- [Data supplied]:

⁂

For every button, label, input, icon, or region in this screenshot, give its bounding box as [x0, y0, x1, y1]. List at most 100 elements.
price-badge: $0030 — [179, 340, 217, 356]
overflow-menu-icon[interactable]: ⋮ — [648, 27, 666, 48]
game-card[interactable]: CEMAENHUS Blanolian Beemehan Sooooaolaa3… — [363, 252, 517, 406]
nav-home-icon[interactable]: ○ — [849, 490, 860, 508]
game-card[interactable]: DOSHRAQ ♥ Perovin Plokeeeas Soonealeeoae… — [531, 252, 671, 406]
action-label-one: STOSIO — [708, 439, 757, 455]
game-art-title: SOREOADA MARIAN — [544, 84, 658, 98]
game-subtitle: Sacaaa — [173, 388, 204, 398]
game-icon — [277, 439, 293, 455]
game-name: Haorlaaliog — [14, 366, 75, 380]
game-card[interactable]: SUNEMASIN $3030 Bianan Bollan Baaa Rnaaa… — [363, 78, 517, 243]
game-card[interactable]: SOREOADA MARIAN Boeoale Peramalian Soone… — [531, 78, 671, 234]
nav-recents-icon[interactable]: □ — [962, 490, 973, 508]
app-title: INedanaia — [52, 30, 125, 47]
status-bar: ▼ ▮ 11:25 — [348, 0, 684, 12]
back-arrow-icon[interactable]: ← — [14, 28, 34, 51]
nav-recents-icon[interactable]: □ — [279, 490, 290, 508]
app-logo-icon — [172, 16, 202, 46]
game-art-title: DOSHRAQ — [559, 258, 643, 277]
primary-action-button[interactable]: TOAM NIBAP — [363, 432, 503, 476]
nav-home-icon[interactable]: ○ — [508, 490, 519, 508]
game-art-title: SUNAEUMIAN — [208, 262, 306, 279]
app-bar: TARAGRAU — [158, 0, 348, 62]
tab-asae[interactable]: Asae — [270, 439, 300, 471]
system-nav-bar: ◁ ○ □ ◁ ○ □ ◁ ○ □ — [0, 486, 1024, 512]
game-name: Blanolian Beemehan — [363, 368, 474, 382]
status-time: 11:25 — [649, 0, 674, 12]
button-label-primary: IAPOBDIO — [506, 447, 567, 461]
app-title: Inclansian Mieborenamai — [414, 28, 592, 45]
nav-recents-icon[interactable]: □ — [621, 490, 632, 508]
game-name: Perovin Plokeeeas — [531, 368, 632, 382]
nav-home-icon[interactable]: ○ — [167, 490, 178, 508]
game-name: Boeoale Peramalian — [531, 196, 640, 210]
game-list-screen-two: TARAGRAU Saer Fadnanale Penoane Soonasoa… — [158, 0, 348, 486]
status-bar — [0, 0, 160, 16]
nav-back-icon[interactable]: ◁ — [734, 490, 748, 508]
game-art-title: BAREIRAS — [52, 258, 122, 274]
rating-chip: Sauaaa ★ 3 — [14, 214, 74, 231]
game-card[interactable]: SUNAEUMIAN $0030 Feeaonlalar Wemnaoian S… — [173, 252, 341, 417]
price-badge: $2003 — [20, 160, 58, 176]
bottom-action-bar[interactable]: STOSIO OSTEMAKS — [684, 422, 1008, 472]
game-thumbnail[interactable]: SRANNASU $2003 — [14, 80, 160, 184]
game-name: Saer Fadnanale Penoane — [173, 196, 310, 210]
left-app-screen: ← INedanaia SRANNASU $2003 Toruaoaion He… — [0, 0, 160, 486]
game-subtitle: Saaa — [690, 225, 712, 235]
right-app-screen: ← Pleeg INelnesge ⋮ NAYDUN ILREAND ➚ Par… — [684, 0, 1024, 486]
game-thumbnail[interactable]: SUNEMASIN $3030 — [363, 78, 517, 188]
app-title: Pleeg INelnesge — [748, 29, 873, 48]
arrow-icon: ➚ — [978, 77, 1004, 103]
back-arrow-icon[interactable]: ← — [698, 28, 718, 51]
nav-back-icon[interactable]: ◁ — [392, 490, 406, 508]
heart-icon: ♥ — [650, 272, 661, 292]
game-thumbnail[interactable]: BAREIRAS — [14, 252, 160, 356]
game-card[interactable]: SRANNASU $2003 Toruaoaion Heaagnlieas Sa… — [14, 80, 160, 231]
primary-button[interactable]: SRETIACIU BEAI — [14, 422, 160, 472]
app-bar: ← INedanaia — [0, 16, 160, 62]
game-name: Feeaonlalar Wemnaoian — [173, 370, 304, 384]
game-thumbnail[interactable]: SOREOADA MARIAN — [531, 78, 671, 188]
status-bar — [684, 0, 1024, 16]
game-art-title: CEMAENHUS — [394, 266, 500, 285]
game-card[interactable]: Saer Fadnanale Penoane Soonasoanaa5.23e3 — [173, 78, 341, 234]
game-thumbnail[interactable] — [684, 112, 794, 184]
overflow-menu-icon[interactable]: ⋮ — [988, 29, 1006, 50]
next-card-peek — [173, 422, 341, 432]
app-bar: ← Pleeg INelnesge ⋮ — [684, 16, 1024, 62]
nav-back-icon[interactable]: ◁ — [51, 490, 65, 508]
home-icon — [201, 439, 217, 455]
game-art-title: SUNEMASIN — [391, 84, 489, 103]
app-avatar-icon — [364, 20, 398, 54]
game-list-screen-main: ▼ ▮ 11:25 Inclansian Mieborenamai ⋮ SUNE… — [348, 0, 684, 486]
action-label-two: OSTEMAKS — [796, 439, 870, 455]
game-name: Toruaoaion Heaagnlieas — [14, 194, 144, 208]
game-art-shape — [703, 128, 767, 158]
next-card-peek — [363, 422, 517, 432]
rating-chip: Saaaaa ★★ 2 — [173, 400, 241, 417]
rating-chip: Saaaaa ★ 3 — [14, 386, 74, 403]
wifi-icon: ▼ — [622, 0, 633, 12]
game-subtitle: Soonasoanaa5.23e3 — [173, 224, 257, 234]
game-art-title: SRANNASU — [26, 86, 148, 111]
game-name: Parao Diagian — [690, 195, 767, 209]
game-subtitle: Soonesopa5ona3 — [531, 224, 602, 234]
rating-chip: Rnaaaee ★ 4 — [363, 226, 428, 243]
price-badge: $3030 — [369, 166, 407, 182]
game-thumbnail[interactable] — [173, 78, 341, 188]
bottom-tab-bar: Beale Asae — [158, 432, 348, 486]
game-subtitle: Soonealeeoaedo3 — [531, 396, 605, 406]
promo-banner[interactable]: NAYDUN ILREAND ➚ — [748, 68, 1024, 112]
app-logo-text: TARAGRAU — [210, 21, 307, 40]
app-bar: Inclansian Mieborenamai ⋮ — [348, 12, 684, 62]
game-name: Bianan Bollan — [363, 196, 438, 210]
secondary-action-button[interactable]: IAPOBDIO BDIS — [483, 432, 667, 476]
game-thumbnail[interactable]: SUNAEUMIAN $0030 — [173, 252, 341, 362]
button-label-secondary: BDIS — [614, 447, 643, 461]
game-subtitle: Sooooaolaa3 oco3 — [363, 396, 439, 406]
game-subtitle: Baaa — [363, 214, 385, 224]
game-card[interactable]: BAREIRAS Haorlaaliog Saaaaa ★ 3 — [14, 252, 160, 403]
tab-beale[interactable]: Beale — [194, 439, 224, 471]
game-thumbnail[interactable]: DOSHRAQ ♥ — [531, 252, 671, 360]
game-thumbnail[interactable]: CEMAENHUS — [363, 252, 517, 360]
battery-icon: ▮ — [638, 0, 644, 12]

⁂

- [Problem statement]: Convert the rows into a JSON list of strings, one string per row, starting with the first row and going on through the row with "status-bar: ▼ ▮ 11:25 — [348, 0, 684, 12]", both included. Leave out any blank lines.

- [The solution]:
[
  "For every button, label, input, icon, or region in this screenshot, give its bounding box as [x0, y0, x1, y1]. List at most 100 elements.",
  "price-badge: $0030 — [179, 340, 217, 356]",
  "overflow-menu-icon[interactable]: ⋮ — [648, 27, 666, 48]",
  "game-card[interactable]: CEMAENHUS Blanolian Beemehan Sooooaolaa3… — [363, 252, 517, 406]",
  "nav-home-icon[interactable]: ○ — [849, 490, 860, 508]",
  "game-card[interactable]: DOSHRAQ ♥ Perovin Plokeeeas Soonealeeoae… — [531, 252, 671, 406]",
  "action-label-one: STOSIO — [708, 439, 757, 455]",
  "game-art-title: SOREOADA MARIAN — [544, 84, 658, 98]",
  "game-subtitle: Sacaaa — [173, 388, 204, 398]",
  "game-icon — [277, 439, 293, 455]",
  "game-name: Haorlaaliog — [14, 366, 75, 380]",
  "game-card[interactable]: SUNEMASIN $3030 Bianan Bollan Baaa Rnaaa… — [363, 78, 517, 243]",
  "game-card[interactable]: SOREOADA MARIAN Boeoale Peramalian Soone… — [531, 78, 671, 234]",
  "nav-recents-icon[interactable]: □ — [962, 490, 973, 508]",
  "app-title: INedanaia — [52, 30, 125, 47]",
  "status-bar: ▼ ▮ 11:25 — [348, 0, 684, 12]"
]